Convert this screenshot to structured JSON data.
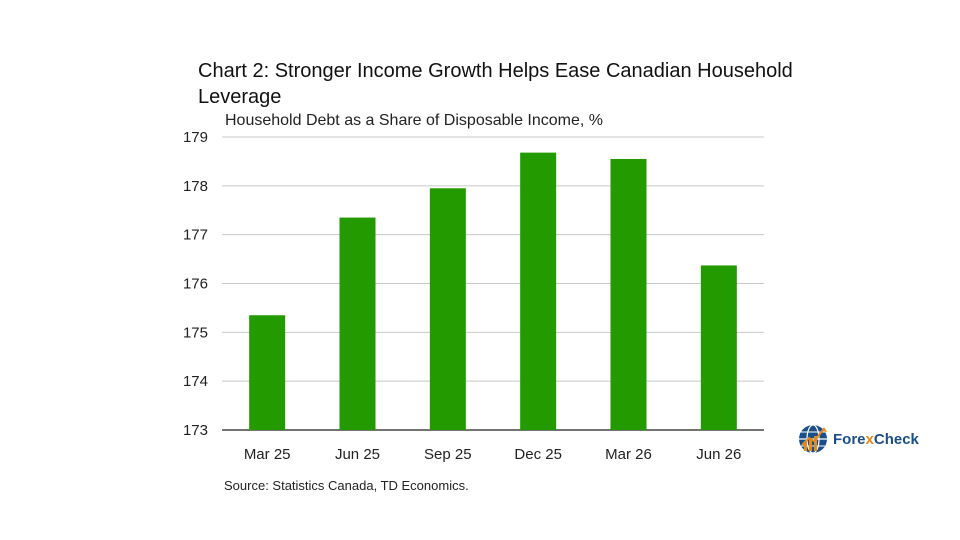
{
  "title": "Chart 2: Stronger Income Growth Helps Ease Canadian Household Leverage",
  "subtitle": "Household Debt as a Share of Disposable Income, %",
  "source": "Source: Statistics Canada, TD Economics.",
  "logo": {
    "part1": "Fore",
    "part2": "x",
    "part3": "Check"
  },
  "colors": {
    "bar": "#229a00",
    "grid": "#c8c8c8",
    "axis": "#222222"
  },
  "chart_data": {
    "type": "bar",
    "categories": [
      "Mar 25",
      "Jun 25",
      "Sep 25",
      "Dec 25",
      "Mar 26",
      "Jun 26"
    ],
    "values": [
      175.35,
      177.35,
      177.95,
      178.68,
      178.55,
      176.37
    ],
    "ylim": [
      173,
      179
    ],
    "yticks": [
      173,
      174,
      175,
      176,
      177,
      178,
      179
    ],
    "grid": true,
    "legend": "none"
  }
}
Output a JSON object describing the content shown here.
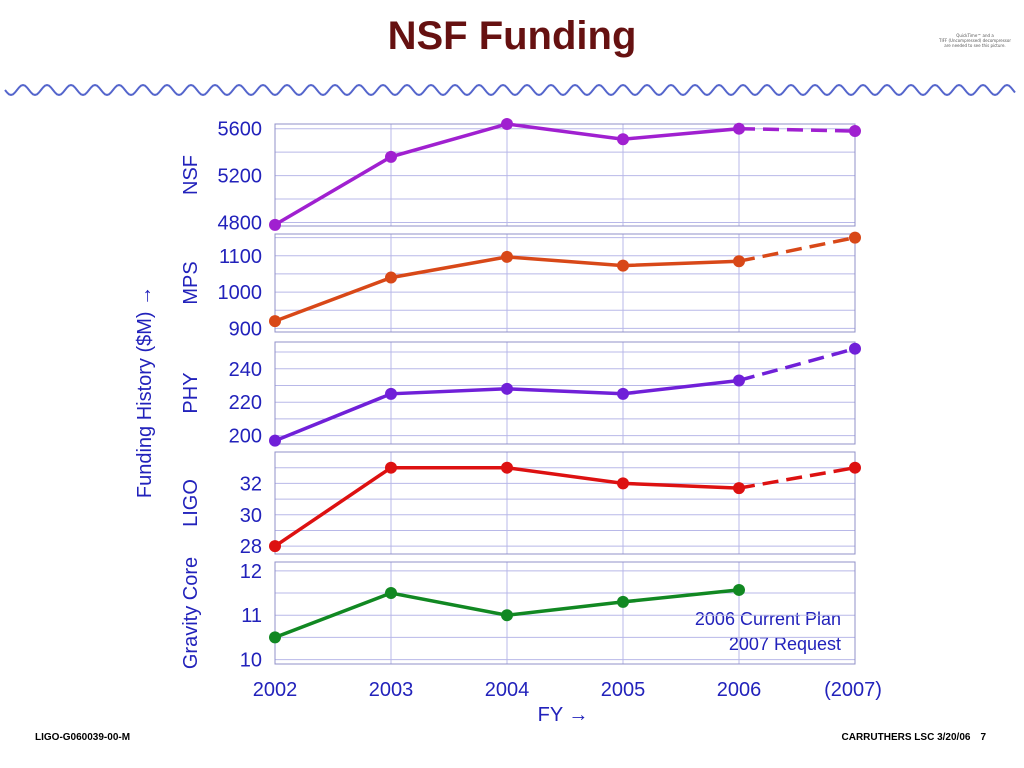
{
  "slide": {
    "title": "NSF Funding",
    "quicktime_notice": [
      "QuickTime™ and a",
      "TIFF (Uncompressed) decompressor",
      "are needed to see this picture."
    ],
    "footer_left": "LIGO-G060039-00-M",
    "footer_right": "CARRUTHERS LSC 3/20/06",
    "page_number": "7"
  },
  "colors": {
    "axis_text": "#2222bb",
    "grid": "#b8b8e8",
    "wave": "#5566cc",
    "title": "#661111"
  },
  "chart_data": {
    "type": "line",
    "x_tick_labels": [
      "2002",
      "2003",
      "2004",
      "2005",
      "2006",
      "(2007)"
    ],
    "xlabel": "FY →",
    "ylabel": "Funding History ($M) →",
    "legend": {
      "solid_label": "2006 Current Plan",
      "dashed_label": "2007 Request",
      "placement": "bottom-right of Gravity Core panel"
    },
    "grid": true,
    "panels": [
      {
        "name": "NSF",
        "color": "#a020d0",
        "ylim": [
          4770,
          5640
        ],
        "yticks": [
          4800,
          5200,
          5600
        ],
        "values": [
          4780,
          5360,
          5640,
          5510,
          5600
        ],
        "request_2007": 5580
      },
      {
        "name": "MPS",
        "color": "#d84818",
        "ylim": [
          890,
          1160
        ],
        "yticks": [
          900,
          1000,
          1100
        ],
        "values": [
          920,
          1040,
          1097,
          1073,
          1085
        ],
        "request_2007": 1150
      },
      {
        "name": "PHY",
        "color": "#7020d8",
        "ylim": [
          195,
          256
        ],
        "yticks": [
          200,
          220,
          240
        ],
        "values": [
          197,
          225,
          228,
          225,
          233
        ],
        "request_2007": 252
      },
      {
        "name": "LIGO",
        "color": "#dd1111",
        "ylim": [
          27.5,
          34
        ],
        "yticks": [
          28,
          30,
          32
        ],
        "values": [
          28.0,
          33.0,
          33.0,
          32.0,
          31.7
        ],
        "request_2007": 33.0
      },
      {
        "name": "Gravity Core",
        "color": "#118822",
        "ylim": [
          9.9,
          12.2
        ],
        "yticks": [
          10,
          11,
          12
        ],
        "values": [
          10.5,
          11.5,
          11.0,
          11.3,
          11.57
        ],
        "request_2007": null
      }
    ]
  }
}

----------

- [Aim of the exercise] Wherever a line in the data above holds "Income", copy that line.

- [Expected answer]
  "title": "Chart 2: Stronger Income Growth Helps Ease Canadian Household Leverage",
  "subtitle": "Household Debt as a Share of Disposable Income, %",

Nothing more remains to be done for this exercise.